Transcribe the records that follow in their entirety, omitting any pictures.

::: Provided material :::

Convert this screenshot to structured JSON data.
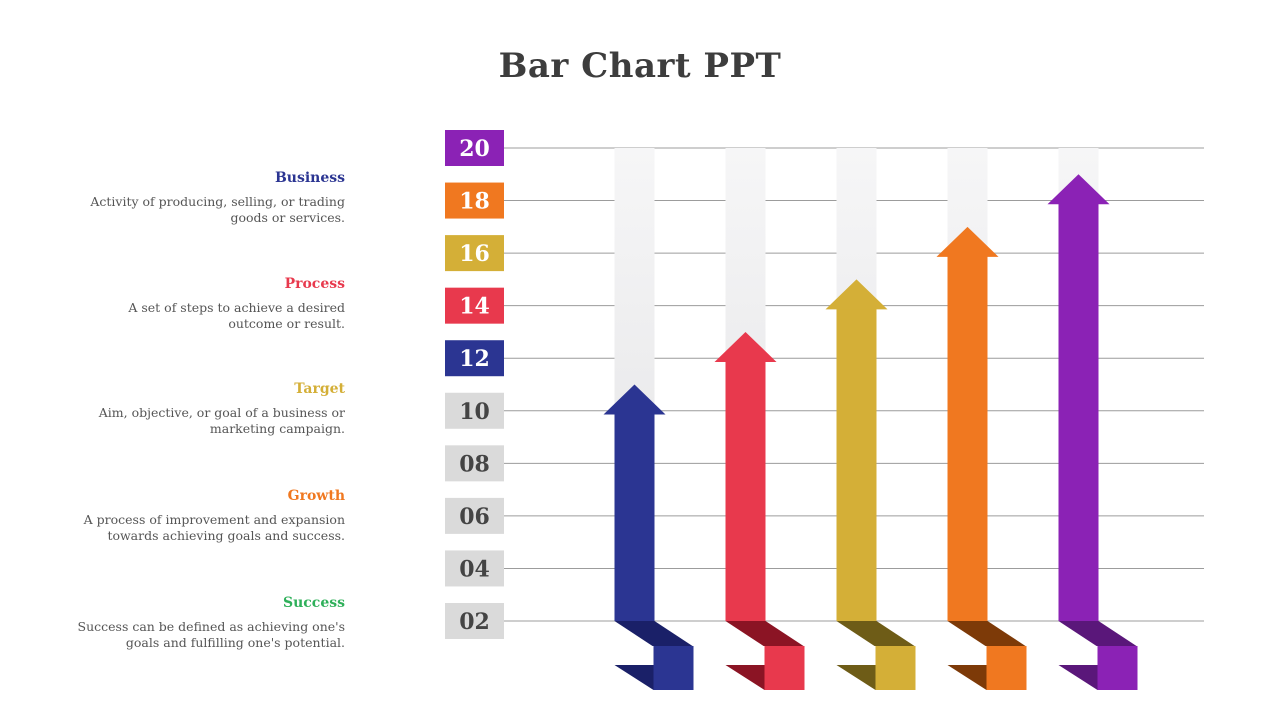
{
  "title": "Bar Chart PPT",
  "legend": [
    {
      "label": "Business",
      "color": "#2b3592",
      "desc_line1": "Activity of producing, selling, or trading",
      "desc_line2": "goods or services."
    },
    {
      "label": "Process",
      "color": "#e8394d",
      "desc_line1": "A set of steps to achieve a desired",
      "desc_line2": "outcome or result."
    },
    {
      "label": "Target",
      "color": "#d4af37",
      "desc_line1": "Aim, objective, or goal of a business or",
      "desc_line2": "marketing campaign."
    },
    {
      "label": "Growth",
      "color": "#f07820",
      "desc_line1": "A process of improvement and expansion",
      "desc_line2": "towards achieving goals and success."
    },
    {
      "label": "Success",
      "color": "#2fb05a",
      "desc_line1": "Success can be defined as achieving one's",
      "desc_line2": "goals and fulfilling one's potential."
    }
  ],
  "chart_data": {
    "type": "bar",
    "title": "",
    "y_ticks": [
      "02",
      "04",
      "06",
      "08",
      "10",
      "12",
      "14",
      "16",
      "18",
      "20"
    ],
    "y_tick_colors": [
      "#dadada",
      "#dadada",
      "#dadada",
      "#dadada",
      "#dadada",
      "#2b3592",
      "#e8394d",
      "#d4af37",
      "#f07820",
      "#8b22b5"
    ],
    "ylim": [
      2,
      20
    ],
    "grid": true,
    "series": [
      {
        "value": 11,
        "color": "#2b3592",
        "dark": "#1a2068"
      },
      {
        "value": 13,
        "color": "#e8394d",
        "dark": "#8b1424"
      },
      {
        "value": 15,
        "color": "#d4af37",
        "dark": "#6e5c17"
      },
      {
        "value": 17,
        "color": "#f07820",
        "dark": "#7d3a08"
      },
      {
        "value": 19,
        "color": "#8b22b5",
        "dark": "#5a177a"
      }
    ]
  }
}
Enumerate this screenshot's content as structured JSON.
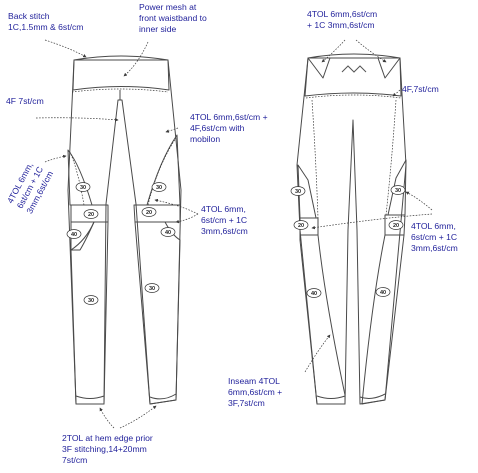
{
  "colors": {
    "yellow_panel": "#f5dd10",
    "mesh_panel": "#cfe4f0",
    "sage_panel": "#d9e6c7",
    "annotation_text": "#1f1f9a",
    "outline": "#4a4a4a"
  },
  "front": {
    "back_stitch": [
      "Back stitch",
      "1C,1.5mm & 6st/cm"
    ],
    "power_mesh": [
      "Power mesh  at",
      "front waistband to",
      "inner side"
    ],
    "seam_4f": [
      "4F 7st/cm"
    ],
    "seam_4tol_mobilon": [
      "4TOL  6mm,6st/cm +",
      "4F,6st/cm with",
      "mobilon"
    ],
    "side_4tol_rotated": [
      "4TOL 6mm,",
      "6st/cm + 1C",
      "3mm,6st/cm"
    ],
    "knee_4tol": [
      "4TOL 6mm,",
      "6st/cm + 1C",
      "3mm,6st/cm"
    ],
    "hem": [
      "2TOL at hem edge prior",
      "3F stitching,14+20mm",
      "7st/cm"
    ],
    "badges": {
      "b30": "30",
      "b20": "20",
      "b40": "40"
    }
  },
  "back": {
    "waist_4tol": [
      "4TOL 6mm,6st/cm",
      "+ 1C 3mm,6st/cm"
    ],
    "seam_4f": [
      "4F,7st/cm"
    ],
    "knee_4tol": [
      "4TOL 6mm,",
      "6st/cm + 1C",
      "3mm,6st/cm"
    ],
    "inseam": [
      "Inseam 4TOL",
      "6mm,6st/cm +",
      "3F,7st/cm"
    ],
    "badges": {
      "b30": "30",
      "b20": "20",
      "b40": "40"
    }
  }
}
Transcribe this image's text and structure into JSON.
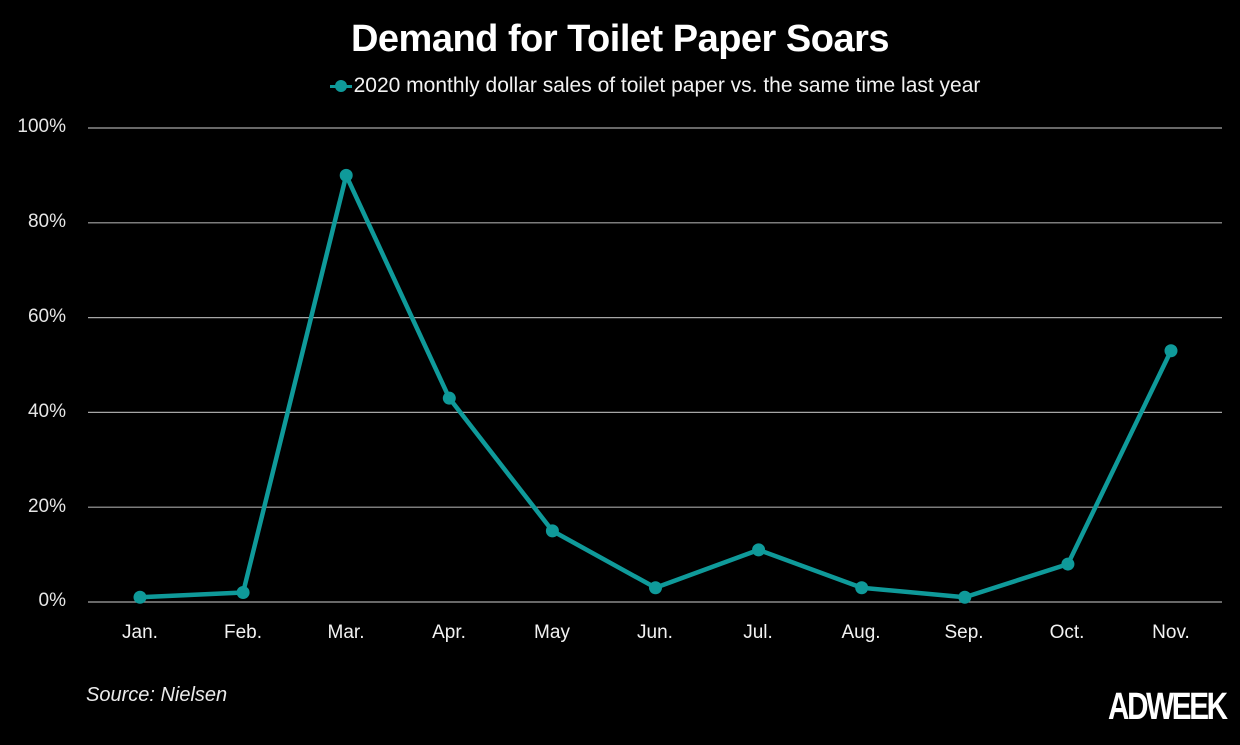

:::

■ Answer to this exercise:
Convert this screenshot to structured JSON data.
{
  "title": "Bar Chart PPT",
  "legend": [
    {
      "label": "Business",
      "color": "#2b3592",
      "desc_line1": "Activity of producing, selling, or trading",
      "desc_line2": "goods or services."
    },
    {
      "label": "Process",
      "color": "#e8394d",
      "desc_line1": "A set of steps to achieve a desired",
      "desc_line2": "outcome or result."
    },
    {
      "label": "Target",
      "color": "#d4af37",
      "desc_line1": "Aim, objective, or goal of a business or",
      "desc_line2": "marketing campaign."
    },
    {
      "label": "Growth",
      "color": "#f07820",
      "desc_line1": "A process of improvement and expansion",
      "desc_line2": "towards achieving goals and success."
    },
    {
      "label": "Success",
      "color": "#2fb05a",
      "desc_line1": "Success can be defined as achieving one's",
      "desc_line2": "goals and fulfilling one's potential."
    }
  ],
  "chart_data": {
    "type": "bar",
    "title": "",
    "y_ticks": [
      "02",
      "04",
      "06",
      "08",
      "10",
      "12",
      "14",
      "16",
      "18",
      "20"
    ],
    "y_tick_colors": [
      "#dadada",
      "#dadada",
      "#dadada",
      "#dadada",
      "#dadada",
      "#2b3592",
      "#e8394d",
      "#d4af37",
      "#f07820",
      "#8b22b5"
    ],
    "ylim": [
      2,
      20
    ],
    "grid": true,
    "series": [
      {
        "value": 11,
        "color": "#2b3592",
        "dark": "#1a2068"
      },
      {
        "value": 13,
        "color": "#e8394d",
        "dark": "#8b1424"
      },
      {
        "value": 15,
        "color": "#d4af37",
        "dark": "#6e5c17"
      },
      {
        "value": 17,
        "color": "#f07820",
        "dark": "#7d3a08"
      },
      {
        "value": 19,
        "color": "#8b22b5",
        "dark": "#5a177a"
      }
    ]
  }
}
Enumerate this screenshot's content as structured JSON.
{
  "colors": {
    "yellow_panel": "#f5dd10",
    "mesh_panel": "#cfe4f0",
    "sage_panel": "#d9e6c7",
    "annotation_text": "#1f1f9a",
    "outline": "#4a4a4a"
  },
  "front": {
    "back_stitch": [
      "Back stitch",
      "1C,1.5mm & 6st/cm"
    ],
    "power_mesh": [
      "Power mesh  at",
      "front waistband to",
      "inner side"
    ],
    "seam_4f": [
      "4F 7st/cm"
    ],
    "seam_4tol_mobilon": [
      "4TOL  6mm,6st/cm +",
      "4F,6st/cm with",
      "mobilon"
    ],
    "side_4tol_rotated": [
      "4TOL 6mm,",
      "6st/cm + 1C",
      "3mm,6st/cm"
    ],
    "knee_4tol": [
      "4TOL 6mm,",
      "6st/cm + 1C",
      "3mm,6st/cm"
    ],
    "hem": [
      "2TOL at hem edge prior",
      "3F stitching,14+20mm",
      "7st/cm"
    ],
    "badges": {
      "b30": "30",
      "b20": "20",
      "b40": "40"
    }
  },
  "back": {
    "waist_4tol": [
      "4TOL 6mm,6st/cm",
      "+ 1C 3mm,6st/cm"
    ],
    "seam_4f": [
      "4F,7st/cm"
    ],
    "knee_4tol": [
      "4TOL 6mm,",
      "6st/cm + 1C",
      "3mm,6st/cm"
    ],
    "inseam": [
      "Inseam 4TOL",
      "6mm,6st/cm +",
      "3F,7st/cm"
    ],
    "badges": {
      "b30": "30",
      "b20": "20",
      "b40": "40"
    }
  }
}
Transcribe this image's text and structure into JSON.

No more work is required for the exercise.